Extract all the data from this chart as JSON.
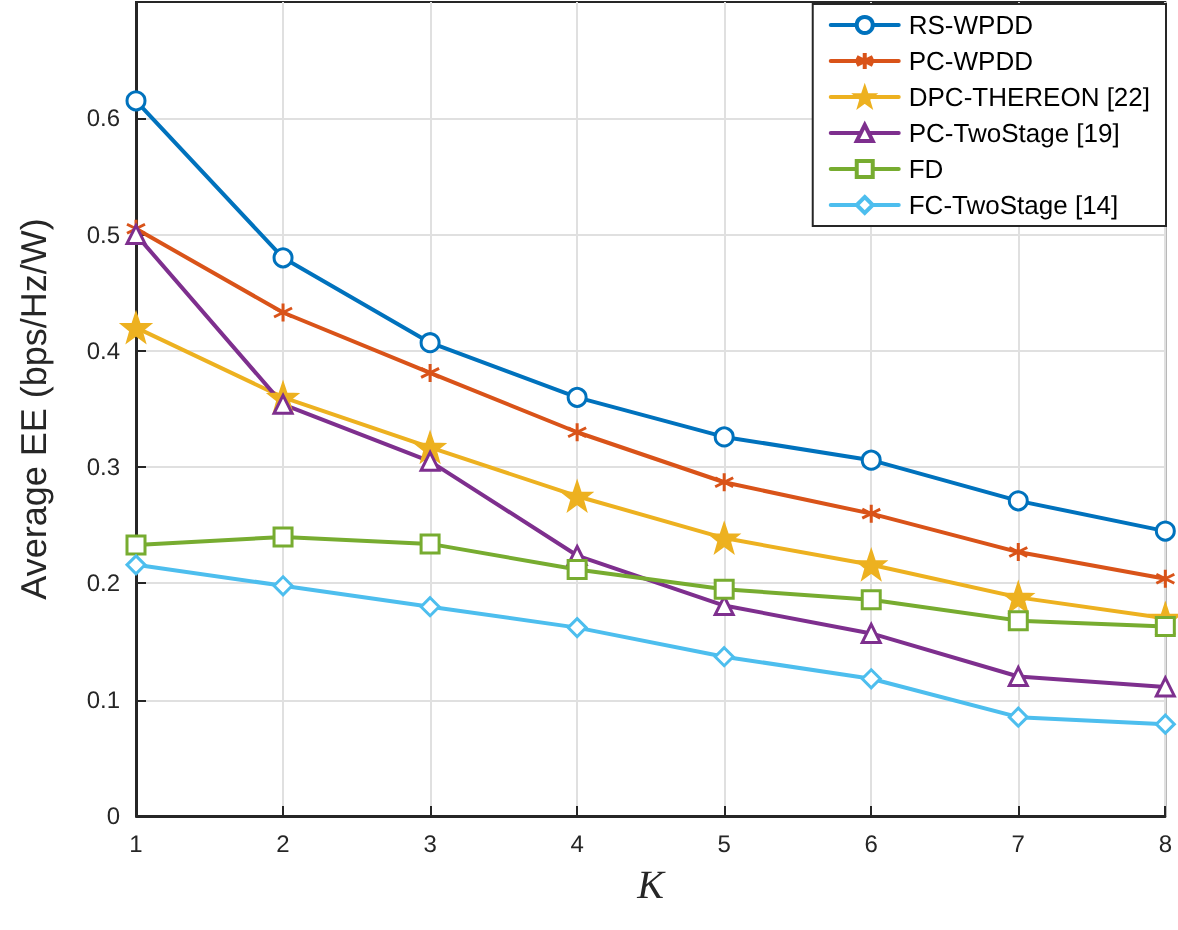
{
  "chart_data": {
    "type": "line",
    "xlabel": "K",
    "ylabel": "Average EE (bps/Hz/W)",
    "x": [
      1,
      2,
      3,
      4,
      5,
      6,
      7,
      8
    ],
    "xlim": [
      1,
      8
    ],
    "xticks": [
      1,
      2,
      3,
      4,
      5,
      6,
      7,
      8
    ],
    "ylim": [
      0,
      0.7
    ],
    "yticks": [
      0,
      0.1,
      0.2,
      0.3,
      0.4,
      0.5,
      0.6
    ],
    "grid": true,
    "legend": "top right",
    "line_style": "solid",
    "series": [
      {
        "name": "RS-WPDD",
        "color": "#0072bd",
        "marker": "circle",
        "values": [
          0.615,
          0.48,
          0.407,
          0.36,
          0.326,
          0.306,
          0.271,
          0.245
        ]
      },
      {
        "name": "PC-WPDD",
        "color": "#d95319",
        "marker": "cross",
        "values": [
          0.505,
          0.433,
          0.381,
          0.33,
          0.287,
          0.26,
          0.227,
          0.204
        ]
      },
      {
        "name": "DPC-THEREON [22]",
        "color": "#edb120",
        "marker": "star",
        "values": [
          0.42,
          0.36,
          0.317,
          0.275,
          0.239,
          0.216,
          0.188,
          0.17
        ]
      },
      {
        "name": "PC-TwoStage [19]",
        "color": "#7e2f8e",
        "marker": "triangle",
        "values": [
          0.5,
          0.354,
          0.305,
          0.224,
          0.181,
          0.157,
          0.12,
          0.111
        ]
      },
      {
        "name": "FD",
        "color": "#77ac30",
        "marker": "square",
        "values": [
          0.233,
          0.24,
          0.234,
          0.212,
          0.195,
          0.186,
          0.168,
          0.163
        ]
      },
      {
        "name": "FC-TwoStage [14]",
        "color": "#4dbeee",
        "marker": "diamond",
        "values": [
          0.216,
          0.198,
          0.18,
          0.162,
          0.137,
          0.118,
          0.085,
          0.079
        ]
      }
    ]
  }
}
==============================
Set problem: Extract the entries in full, exactly as they are, minus the pictures.

Completed task:
Extract all the data from this chart as JSON.
{
  "chart_data": {
    "type": "line",
    "xlabel": "K",
    "ylabel": "Average EE (bps/Hz/W)",
    "x": [
      1,
      2,
      3,
      4,
      5,
      6,
      7,
      8
    ],
    "xlim": [
      1,
      8
    ],
    "xticks": [
      1,
      2,
      3,
      4,
      5,
      6,
      7,
      8
    ],
    "ylim": [
      0,
      0.7
    ],
    "yticks": [
      0,
      0.1,
      0.2,
      0.3,
      0.4,
      0.5,
      0.6
    ],
    "grid": true,
    "legend": "top right",
    "line_style": "solid",
    "series": [
      {
        "name": "RS-WPDD",
        "color": "#0072bd",
        "marker": "circle",
        "values": [
          0.615,
          0.48,
          0.407,
          0.36,
          0.326,
          0.306,
          0.271,
          0.245
        ]
      },
      {
        "name": "PC-WPDD",
        "color": "#d95319",
        "marker": "cross",
        "values": [
          0.505,
          0.433,
          0.381,
          0.33,
          0.287,
          0.26,
          0.227,
          0.204
        ]
      },
      {
        "name": "DPC-THEREON [22]",
        "color": "#edb120",
        "marker": "star",
        "values": [
          0.42,
          0.36,
          0.317,
          0.275,
          0.239,
          0.216,
          0.188,
          0.17
        ]
      },
      {
        "name": "PC-TwoStage [19]",
        "color": "#7e2f8e",
        "marker": "triangle",
        "values": [
          0.5,
          0.354,
          0.305,
          0.224,
          0.181,
          0.157,
          0.12,
          0.111
        ]
      },
      {
        "name": "FD",
        "color": "#77ac30",
        "marker": "square",
        "values": [
          0.233,
          0.24,
          0.234,
          0.212,
          0.195,
          0.186,
          0.168,
          0.163
        ]
      },
      {
        "name": "FC-TwoStage [14]",
        "color": "#4dbeee",
        "marker": "diamond",
        "values": [
          0.216,
          0.198,
          0.18,
          0.162,
          0.137,
          0.118,
          0.085,
          0.079
        ]
      }
    ]
  }
}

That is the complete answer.